» WHAT IS EXPECTED
Would you restate every entry that follows, word for word, and leave out the pictures?

» Extracted data entries
·····

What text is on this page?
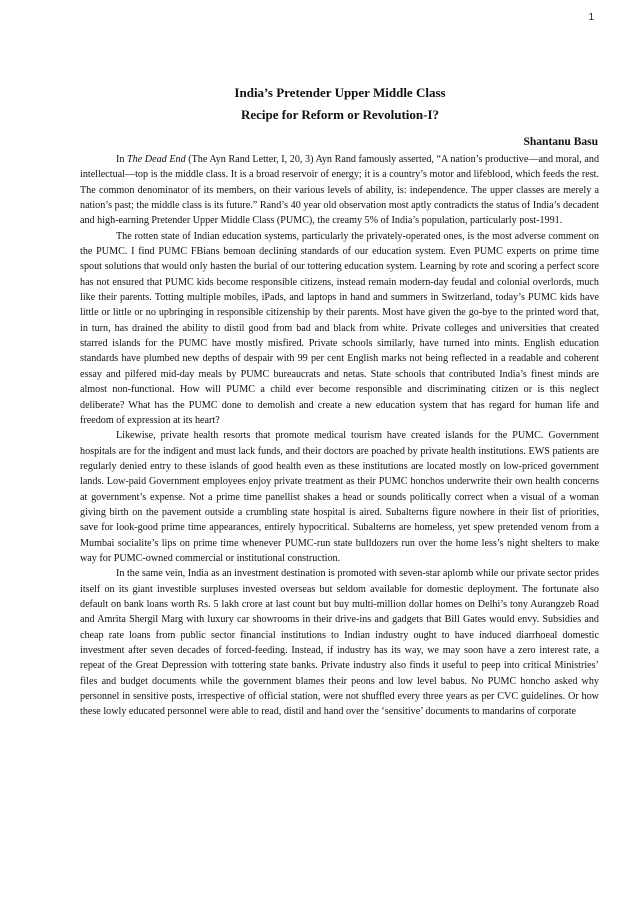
1
India’s Pretender Upper Middle Class
Recipe for Reform or Revolution-I?
Shantanu Basu

In The Dead End (The Ayn Rand Letter, I, 20, 3) Ayn Rand famously asserted, “A nation’s productive—and moral, and intellectual—top is the middle class. It is a broad reservoir of energy; it is a country’s motor and lifeblood, which feeds the rest. The common denominator of its members, on their various levels of ability, is: independence. The upper classes are merely a nation’s past; the middle class is its future.” Rand’s 40 year old observation most aptly contradicts the status of India’s decadent and high-earning Pretender Upper Middle Class (PUMC), the creamy 5% of India’s population, particularly post-1991.

The rotten state of Indian education systems, particularly the privately-operated ones, is the most adverse comment on the PUMC. I find PUMC FBians bemoan declining standards of our education system. Even PUMC experts on prime time spout solutions that would only hasten the burial of our tottering education system. Learning by rote and scoring a perfect score has not ensured that PUMC kids become responsible citizens, instead remain modern-day feudal and colonial overlords, much like their parents. Totting multiple mobiles, iPads, and laptops in hand and summers in Switzerland, today’s PUMC kids have little or little or no upbringing in responsible citizenship by their parents. Most have given the go-bye to the printed word that, in turn, has drained the ability to distil good from bad and black from white. Private colleges and universities that created starred islands for the PUMC have mostly misfired. Private schools similarly, have turned into mints. English education standards have plumbed new depths of despair with 99 per cent English marks not being reflected in a readable and coherent essay and pilfered mid-day meals by PUMC bureaucrats and netas. State schools that contributed India’s finest minds are almost non-functional. How will PUMC a child ever become responsible and discriminating citizen or is this neglect deliberate? What has the PUMC done to demolish and create a new education system that has regard for human life and freedom of expression at its heart?

Likewise, private health resorts that promote medical tourism have created islands for the PUMC. Government hospitals are for the indigent and must lack funds, and their doctors are poached by private health institutions. EWS patients are regularly denied entry to these islands of good health even as these institutions are located mostly on low-priced government lands. Low-paid Government employees enjoy private treatment as their PUMC honchos underwrite their own health concerns at government’s expense. Not a prime time panellist shakes a head or sounds politically correct when a visual of a woman giving birth on the pavement outside a crumbling state hospital is aired. Subalterns figure nowhere in their list of priorities, save for look-good prime time appearances, entirely hypocritical. Subalterns are homeless, yet spew pretended venom from a Mumbai socialite’s lips on prime time whenever PUMC-run state bulldozers run over the home less’s night shelters to make way for PUMC-owned commercial or institutional construction.

In the same vein, India as an investment destination is promoted with seven-star aplomb while our private sector prides itself on its giant investible surpluses invested overseas but seldom available for domestic deployment. The fortunate also default on bank loans worth Rs. 5 lakh crore at last count but buy multi-million dollar homes on Delhi’s tony Aurangzeb Road and Amrita Shergil Marg with luxury car showrooms in their drive-ins and gadgets that Bill Gates would envy. Subsidies and cheap rate loans from public sector financial institutions to Indian industry ought to have induced diarrhoeal domestic investment after seven decades of forced-feeding. Instead, if industry has its way, we may soon have a zero interest rate, a repeat of the Great Depression with tottering state banks. Private industry also finds it useful to peep into critical Ministries’ files and budget documents while the government blames their peons and low level babus. No PUMC honcho asked why personnel in sensitive posts, irrespective of official station, were not shuffled every three years as per CVC guidelines. Or how these lowly educated personnel were able to read, distil and hand over the ‘sensitive’ documents to mandarins of corporate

·····

» ANSWER TO THE EXERCISE
What text is on this page?
1
India’s Pretender Upper Middle Class
Recipe for Reform or Revolution-I?
Shantanu Basu

In The Dead End (The Ayn Rand Letter, I, 20, 3) Ayn Rand famously asserted, “A nation’s productive—and moral, and intellectual—top is the middle class. It is a broad reservoir of energy; it is a country’s motor and lifeblood, which feeds the rest. The common denominator of its members, on their various levels of ability, is: independence. The upper classes are merely a nation’s past; the middle class is its future.” Rand’s 40 year old observation most aptly contradicts the status of India’s decadent and high-earning Pretender Upper Middle Class (PUMC), the creamy 5% of India’s population, particularly post-1991.

The rotten state of Indian education systems, particularly the privately-operated ones, is the most adverse comment on the PUMC. I find PUMC FBians bemoan declining standards of our education system. Even PUMC experts on prime time spout solutions that would only hasten the burial of our tottering education system. Learning by rote and scoring a perfect score has not ensured that PUMC kids become responsible citizens, instead remain modern-day feudal and colonial overlords, much like their parents. Totting multiple mobiles, iPads, and laptops in hand and summers in Switzerland, today’s PUMC kids have little or little or no upbringing in responsible citizenship by their parents. Most have given the go-bye to the printed word that, in turn, has drained the ability to distil good from bad and black from white. Private colleges and universities that created starred islands for the PUMC have mostly misfired. Private schools similarly, have turned into mints. English education standards have plumbed new depths of despair with 99 per cent English marks not being reflected in a readable and coherent essay and pilfered mid-day meals by PUMC bureaucrats and netas. State schools that contributed India’s finest minds are almost non-functional. How will PUMC a child ever become responsible and discriminating citizen or is this neglect deliberate? What has the PUMC done to demolish and create a new education system that has regard for human life and freedom of expression at its heart?

Likewise, private health resorts that promote medical tourism have created islands for the PUMC. Government hospitals are for the indigent and must lack funds, and their doctors are poached by private health institutions. EWS patients are regularly denied entry to these islands of good health even as these institutions are located mostly on low-priced government lands. Low-paid Government employees enjoy private treatment as their PUMC honchos underwrite their own health concerns at government’s expense. Not a prime time panellist shakes a head or sounds politically correct when a visual of a woman giving birth on the pavement outside a crumbling state hospital is aired. Subalterns figure nowhere in their list of priorities, save for look-good prime time appearances, entirely hypocritical. Subalterns are homeless, yet spew pretended venom from a Mumbai socialite’s lips on prime time whenever PUMC-run state bulldozers run over the home less’s night shelters to make way for PUMC-owned commercial or institutional construction.

In the same vein, India as an investment destination is promoted with seven-star aplomb while our private sector prides itself on its giant investible surpluses invested overseas but seldom available for domestic deployment. The fortunate also default on bank loans worth Rs. 5 lakh crore at last count but buy multi-million dollar homes on Delhi’s tony Aurangzeb Road and Amrita Shergil Marg with luxury car showrooms in their drive-ins and gadgets that Bill Gates would envy. Subsidies and cheap rate loans from public sector financial institutions to Indian industry ought to have induced diarrhoeal domestic investment after seven decades of forced-feeding. Instead, if industry has its way, we may soon have a zero interest rate, a repeat of the Great Depression with tottering state banks. Private industry also finds it useful to peep into critical Ministries’ files and budget documents while the government blames their peons and low level babus. No PUMC honcho asked why personnel in sensitive posts, irrespective of official station, were not shuffled every three years as per CVC guidelines. Or how these lowly educated personnel were able to read, distil and hand over the ‘sensitive’ documents to mandarins of corporate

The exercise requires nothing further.